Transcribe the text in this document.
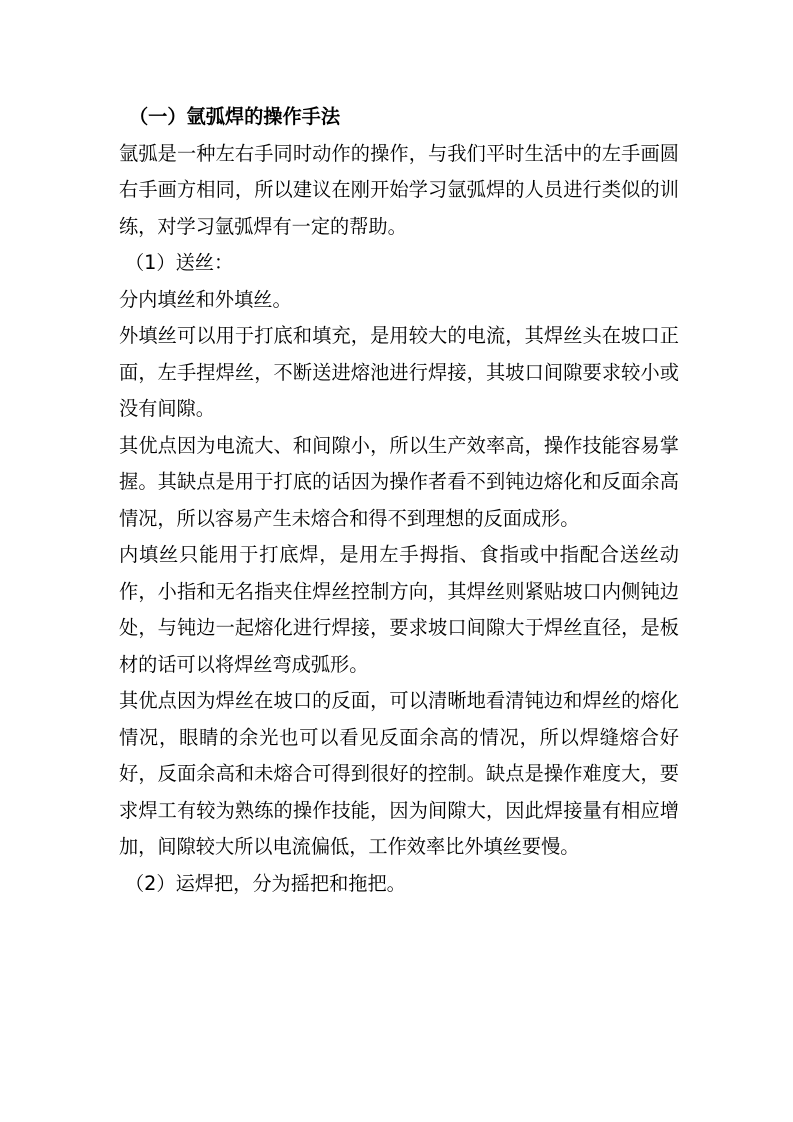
（一）氩弧焊的操作手法

氩弧是一种左右手同时动作的操作，与我们平时生活中的左手画圆右手画方相同，所以建议在刚开始学习氩弧焊的人员进行类似的训练，对学习氩弧焊有一定的帮助。

（1）送丝：

分内填丝和外填丝。

外填丝可以用于打底和填充，是用较大的电流，其焊丝头在坡口正面，左手捏焊丝，不断送进熔池进行焊接，其坡口间隙要求较小或没有间隙。

其优点因为电流大、和间隙小，所以生产效率高，操作技能容易掌握。其缺点是用于打底的话因为操作者看不到钝边熔化和反面余高情况，所以容易产生未熔合和得不到理想的反面成形。

内填丝只能用于打底焊，是用左手拇指、食指或中指配合送丝动作，小指和无名指夹住焊丝控制方向，其焊丝则紧贴坡口内侧钝边处，与钝边一起熔化进行焊接，要求坡口间隙大于焊丝直径，是板材的话可以将焊丝弯成弧形。

其优点因为焊丝在坡口的反面，可以清晰地看清钝边和焊丝的熔化情况，眼睛的余光也可以看见反面余高的情况，所以焊缝熔合好好，反面余高和未熔合可得到很好的控制。缺点是操作难度大，要求焊工有较为熟练的操作技能，因为间隙大，因此焊接量有相应增加，间隙较大所以电流偏低，工作效率比外填丝要慢。

（2）运焊把，分为摇把和拖把。
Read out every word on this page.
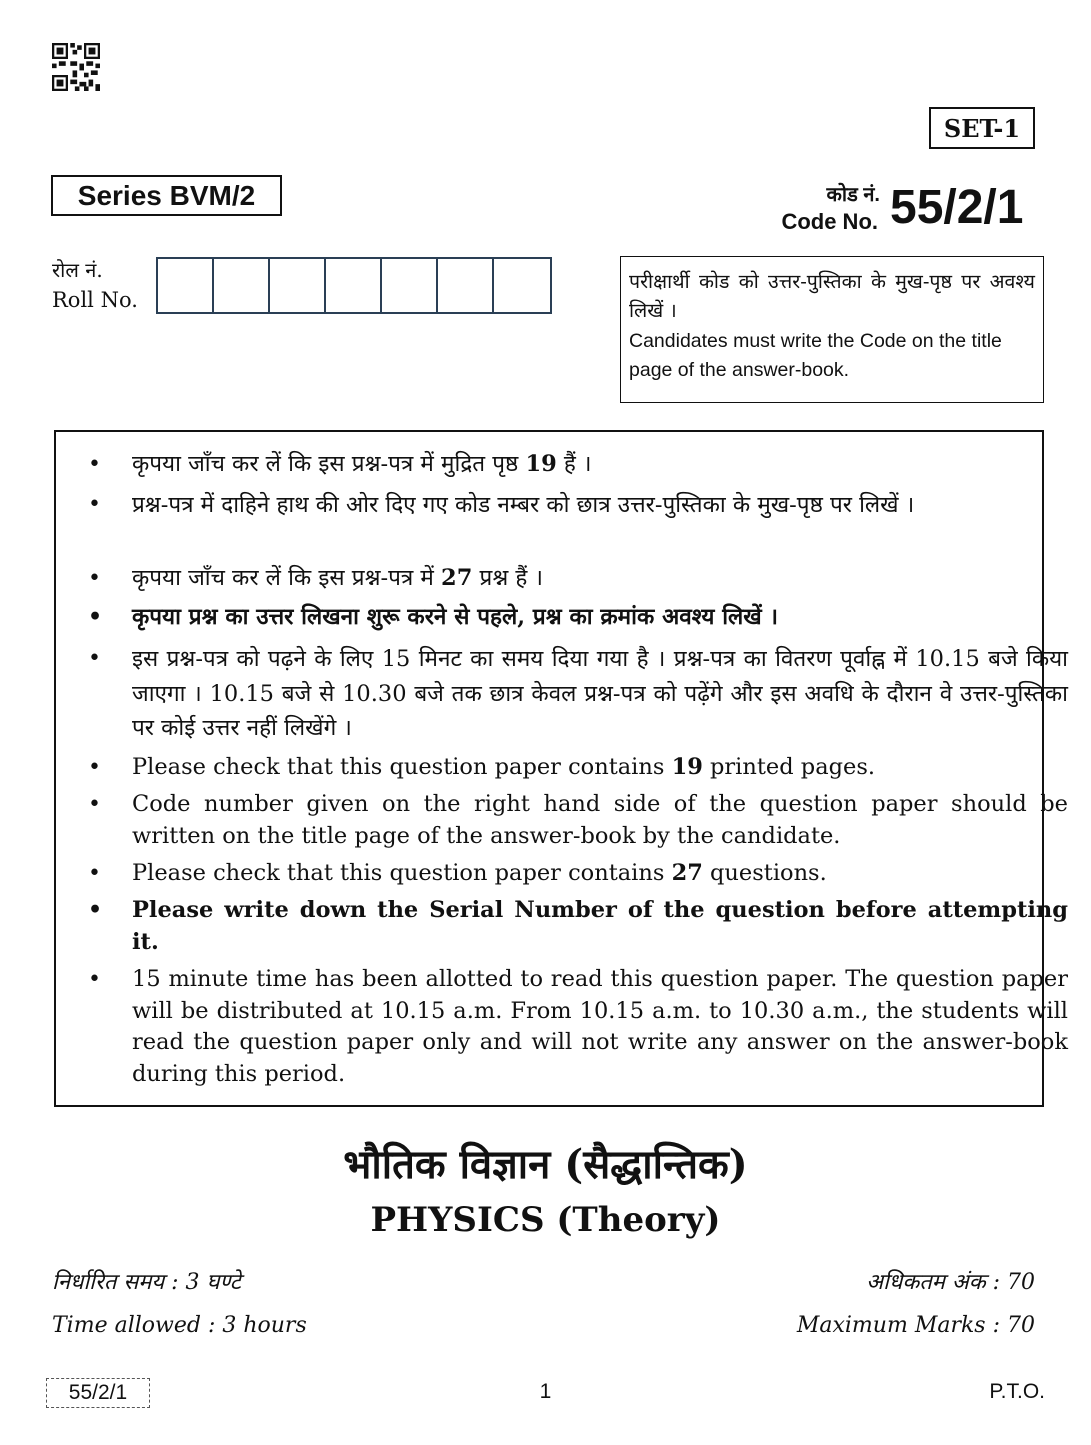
SET-1
Series BVM/2	कोड नं.
Code No. 55/2/1
रोल नं.
Roll No.
परीक्षार्थी कोड को उत्तर-पुस्तिका के मुख-पृष्ठ पर अवश्य लिखें ।
Candidates must write the Code on the title page of the answer-book.
• कृपया जाँच कर लें कि इस प्रश्न-पत्र में मुद्रित पृष्ठ 19 हैं ।
• प्रश्न-पत्र में दाहिने हाथ की ओर दिए गए कोड नम्बर को छात्र उत्तर-पुस्तिका के मुख-पृष्ठ पर लिखें ।
• कृपया जाँच कर लें कि इस प्रश्न-पत्र में 27 प्रश्न हैं ।
• कृपया प्रश्न का उत्तर लिखना शुरू करने से पहले, प्रश्न का क्रमांक अवश्य लिखें ।
• इस प्रश्न-पत्र को पढ़ने के लिए 15 मिनट का समय दिया गया है । प्रश्न-पत्र का वितरण पूर्वाह्न में 10.15 बजे किया जाएगा । 10.15 बजे से 10.30 बजे तक छात्र केवल प्रश्न-पत्र को पढ़ेंगे और इस अवधि के दौरान वे उत्तर-पुस्तिका पर कोई उत्तर नहीं लिखेंगे ।
• Please check that this question paper contains 19 printed pages.
• Code number given on the right hand side of the question paper should be written on the title page of the answer-book by the candidate.
• Please check that this question paper contains 27 questions.
• Please write down the Serial Number of the question before attempting it.
• 15 minute time has been allotted to read this question paper. The question paper will be distributed at 10.15 a.m. From 10.15 a.m. to 10.30 a.m., the students will read the question paper only and will not write any answer on the answer-book during this period.
भौतिक विज्ञान (सैद्धान्तिक)
PHYSICS (Theory)
निर्धारित समय : 3 घण्टे
Time allowed : 3 hours
अधिकतम अंक : 70
Maximum Marks : 70
55/2/1	1	P.T.O.
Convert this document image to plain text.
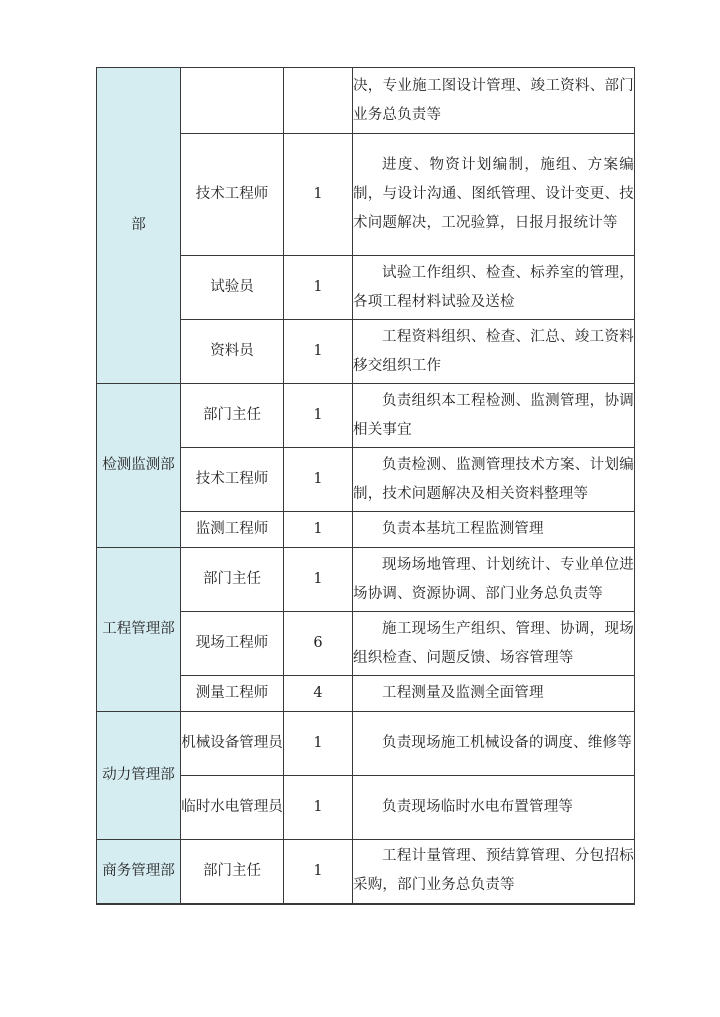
部			决，专业施工图设计管理、竣工资料、部门业务总负责等

	技术工程师	1	进度、物资计划编制，施组、方案编制，与设计沟通、图纸管理、设计变更、技术问题解决，工况验算，日报月报统计等

	试验员	1	试验工作组织、检查、标养室的管理，各项工程材料试验及送检

	资料员	1	工程资料组织、检查、汇总、竣工资料移交组织工作

检测监测部	部门主任	1	负责组织本工程检测、监测管理，协调相关事宜

	技术工程师	1	负责检测、监测管理技术方案、计划编制，技术问题解决及相关资料整理等

	监测工程师	1	负责本基坑工程监测管理

工程管理部	部门主任	1	现场场地管理、计划统计、专业单位进场协调、资源协调、部门业务总负责等

	现场工程师	6	施工现场生产组织、管理、协调，现场组织检查、问题反馈、场容管理等

	测量工程师	4	工程测量及监测全面管理

动力管理部	机械设备管理员	1	负责现场施工机械设备的调度、维修等

	临时水电管理员	1	负责现场临时水电布置管理等

商务管理部	部门主任	1	工程计量管理、预结算管理、分包招标采购，部门业务总负责等
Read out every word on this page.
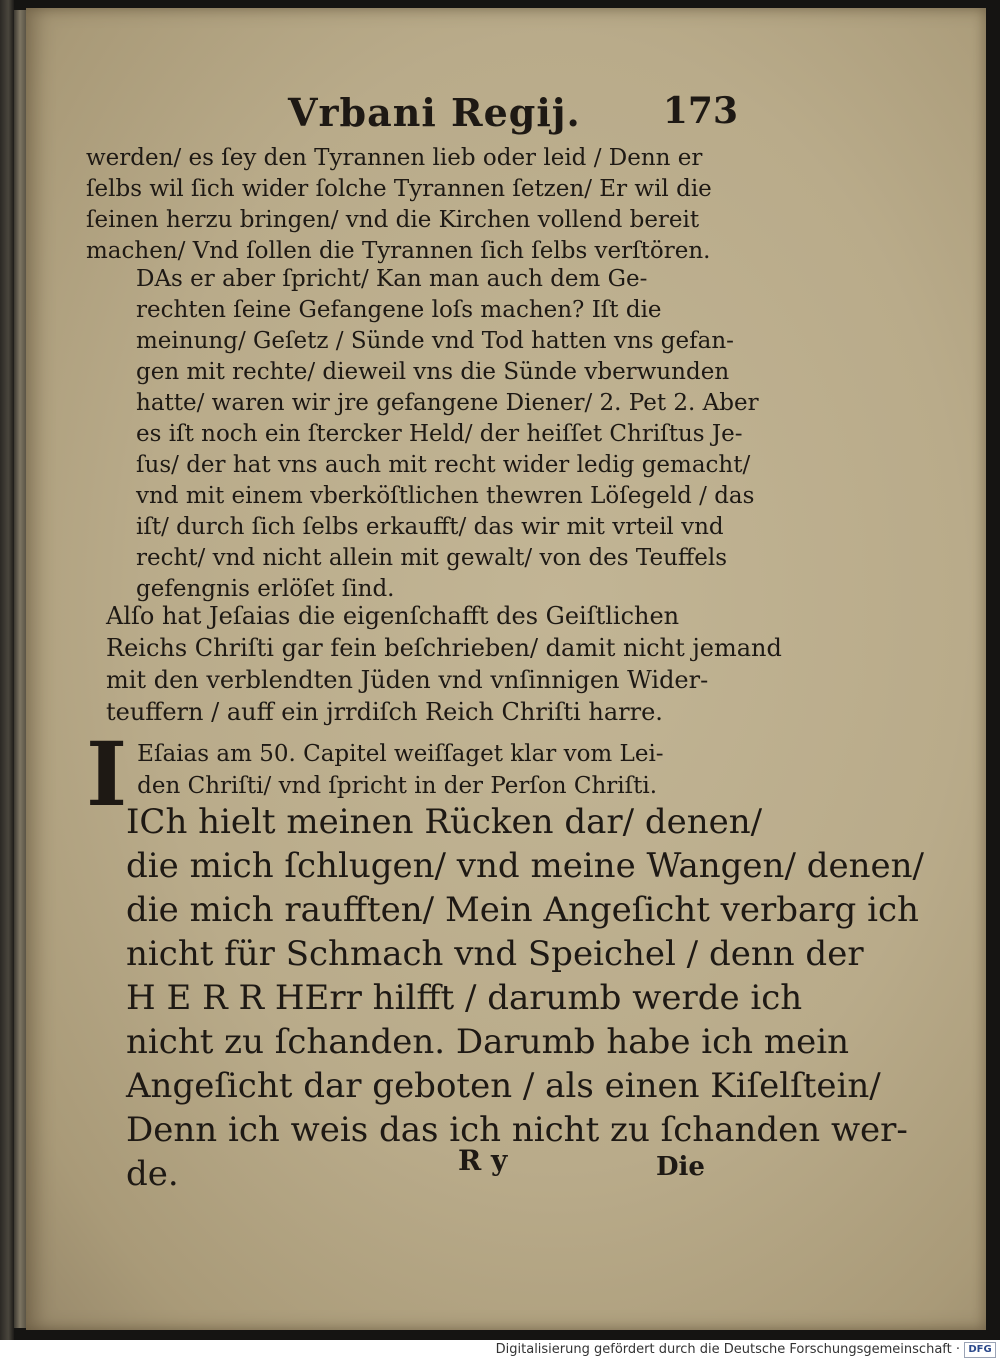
Vrbani Regij. 173
werden/ es ſey den Tyrannen lieb oder leid / Denn er
ſelbs wil ſich wider ſolche Tyrannen ſetzen/ Er wil die
ſeinen herzu bringen/ vnd die Kirchen vollend bereit
machen/ Vnd ſollen die Tyrannen ſich ſelbs verſtören.
DAs er aber ſpricht/ Kan man auch dem Ge-
rechten ſeine Gefangene loſs machen? Iſt die
meinung/ Geſetz / Sünde vnd Tod hatten vns gefan-
gen mit rechte/ dieweil vns die Sünde vberwunden
hatte/ waren wir jre gefangene Diener/ 2. Pet 2. Aber
es iſt noch ein ſtercker Held/ der heiſſet Chriſtus Je-
ſus/ der hat vns auch mit recht wider ledig gemacht/
vnd mit einem vberköſtlichen thewren Löſegeld / das
iſt/ durch ſich ſelbs erkaufft/ das wir mit vrteil vnd
recht/ vnd nicht allein mit gewalt/ von des Teuffels
gefengnis erlöſet ſind.
Alſo hat Jeſaias die eigenſchafft des Geiſtlichen
Reichs Chriſti gar fein beſchrieben/ damit nicht jemand
mit den verblendten Jüden vnd vnſinnigen Wider-
teuffern / auff ein jrrdiſch Reich Chriſti harre.
I Eſaias am 50. Capitel weiſſaget klar vom Lei-
den Chriſti/ vnd ſpricht in der Perſon Chriſti.
ICh hielt meinen Rücken dar/ denen/
die mich ſchlugen/ vnd meine Wangen/ denen/
die mich raufften/ Mein Angeſicht verbarg ich
nicht für Schmach vnd Speichel / denn der
H E R R HErr hilfft / darumb werde ich
nicht zu ſchanden. Darumb habe ich mein
Angeſicht dar geboten / als einen Kiſelſtein/
Denn ich weis das ich nicht zu ſchanden wer-
de.	R y	Die
Digitalisierung gefördert durch die Deutsche Forschungsgemeinschaft · DFG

To do:
Strip out the pictures and quote the remaining data word for word.

Exercise solution:
Transcribe the text in this document.
（一）氩弧焊的操作手法

氩弧是一种左右手同时动作的操作，与我们平时生活中的左手画圆右手画方相同，所以建议在刚开始学习氩弧焊的人员进行类似的训练，对学习氩弧焊有一定的帮助。

（1）送丝：

分内填丝和外填丝。

外填丝可以用于打底和填充，是用较大的电流，其焊丝头在坡口正面，左手捏焊丝，不断送进熔池进行焊接，其坡口间隙要求较小或没有间隙。

其优点因为电流大、和间隙小，所以生产效率高，操作技能容易掌握。其缺点是用于打底的话因为操作者看不到钝边熔化和反面余高情况，所以容易产生未熔合和得不到理想的反面成形。

内填丝只能用于打底焊，是用左手拇指、食指或中指配合送丝动作，小指和无名指夹住焊丝控制方向，其焊丝则紧贴坡口内侧钝边处，与钝边一起熔化进行焊接，要求坡口间隙大于焊丝直径，是板材的话可以将焊丝弯成弧形。

其优点因为焊丝在坡口的反面，可以清晰地看清钝边和焊丝的熔化情况，眼睛的余光也可以看见反面余高的情况，所以焊缝熔合好好，反面余高和未熔合可得到很好的控制。缺点是操作难度大，要求焊工有较为熟练的操作技能，因为间隙大，因此焊接量有相应增加，间隙较大所以电流偏低，工作效率比外填丝要慢。

（2）运焊把，分为摇把和拖把。
Read out every word on this page.
SET-1
Series BVM/2	कोड नं.
Code No. 55/2/1
रोल नं.
Roll No.
परीक्षार्थी कोड को उत्तर-पुस्तिका के मुख-पृष्ठ पर अवश्य लिखें ।
Candidates must write the Code on the title page of the answer-book.
• कृपया जाँच कर लें कि इस प्रश्न-पत्र में मुद्रित पृष्ठ 19 हैं ।
• प्रश्न-पत्र में दाहिने हाथ की ओर दिए गए कोड नम्बर को छात्र उत्तर-पुस्तिका के मुख-पृष्ठ पर लिखें ।
• कृपया जाँच कर लें कि इस प्रश्न-पत्र में 27 प्रश्न हैं ।
• कृपया प्रश्न का उत्तर लिखना शुरू करने से पहले, प्रश्न का क्रमांक अवश्य लिखें ।
• इस प्रश्न-पत्र को पढ़ने के लिए 15 मिनट का समय दिया गया है । प्रश्न-पत्र का वितरण पूर्वाह्न में 10.15 बजे किया जाएगा । 10.15 बजे से 10.30 बजे तक छात्र केवल प्रश्न-पत्र को पढ़ेंगे और इस अवधि के दौरान वे उत्तर-पुस्तिका पर कोई उत्तर नहीं लिखेंगे ।
• Please check that this question paper contains 19 printed pages.
• Code number given on the right hand side of the question paper should be written on the title page of the answer-book by the candidate.
• Please check that this question paper contains 27 questions.
• Please write down the Serial Number of the question before attempting it.
• 15 minute time has been allotted to read this question paper. The question paper will be distributed at 10.15 a.m. From 10.15 a.m. to 10.30 a.m., the students will read the question paper only and will not write any answer on the answer-book during this period.
भौतिक विज्ञान (सैद्धान्तिक)
PHYSICS (Theory)
निर्धारित समय : 3 घण्टे
Time allowed : 3 hours
अधिकतम अंक : 70
Maximum Marks : 70
55/2/1	1	P.T.O.
Convert this document image to plain text.
部			决，专业施工图设计管理、竣工资料、部门业务总负责等

	技术工程师	1	进度、物资计划编制，施组、方案编制，与设计沟通、图纸管理、设计变更、技术问题解决，工况验算，日报月报统计等

	试验员	1	试验工作组织、检查、标养室的管理，各项工程材料试验及送检

	资料员	1	工程资料组织、检查、汇总、竣工资料移交组织工作

检测监测部	部门主任	1	负责组织本工程检测、监测管理，协调相关事宜

	技术工程师	1	负责检测、监测管理技术方案、计划编制，技术问题解决及相关资料整理等

	监测工程师	1	负责本基坑工程监测管理

工程管理部	部门主任	1	现场场地管理、计划统计、专业单位进场协调、资源协调、部门业务总负责等

	现场工程师	6	施工现场生产组织、管理、协调，现场组织检查、问题反馈、场容管理等

	测量工程师	4	工程测量及监测全面管理

动力管理部	机械设备管理员	1	负责现场施工机械设备的调度、维修等

	临时水电管理员	1	负责现场临时水电布置管理等

商务管理部	部门主任	1	工程计量管理、预结算管理、分包招标采购，部门业务总负责等
Read out every word on this page.
Vrbani Regij. 173
werden/ es ſey den Tyrannen lieb oder leid / Denn er
ſelbs wil ſich wider ſolche Tyrannen ſetzen/ Er wil die
ſeinen herzu bringen/ vnd die Kirchen vollend bereit
machen/ Vnd ſollen die Tyrannen ſich ſelbs verſtören.
DAs er aber ſpricht/ Kan man auch dem Ge-
rechten ſeine Gefangene loſs machen? Iſt die
meinung/ Geſetz / Sünde vnd Tod hatten vns gefan-
gen mit rechte/ dieweil vns die Sünde vberwunden
hatte/ waren wir jre gefangene Diener/ 2. Pet 2. Aber
es iſt noch ein ſtercker Held/ der heiſſet Chriſtus Je-
ſus/ der hat vns auch mit recht wider ledig gemacht/
vnd mit einem vberköſtlichen thewren Löſegeld / das
iſt/ durch ſich ſelbs erkaufft/ das wir mit vrteil vnd
recht/ vnd nicht allein mit gewalt/ von des Teuffels
gefengnis erlöſet ſind.
Alſo hat Jeſaias die eigenſchafft des Geiſtlichen
Reichs Chriſti gar fein beſchrieben/ damit nicht jemand
mit den verblendten Jüden vnd vnſinnigen Wider-
teuffern / auff ein jrrdiſch Reich Chriſti harre.
I Eſaias am 50. Capitel weiſſaget klar vom Lei-
den Chriſti/ vnd ſpricht in der Perſon Chriſti.
ICh hielt meinen Rücken dar/ denen/
die mich ſchlugen/ vnd meine Wangen/ denen/
die mich raufften/ Mein Angeſicht verbarg ich
nicht für Schmach vnd Speichel / denn der
H E R R HErr hilfft / darumb werde ich
nicht zu ſchanden. Darumb habe ich mein
Angeſicht dar geboten / als einen Kiſelſtein/
Denn ich weis das ich nicht zu ſchanden wer-
de.	R y	Die
Digitalisierung gefördert durch die Deutsche Forschungsgemeinschaft · DFG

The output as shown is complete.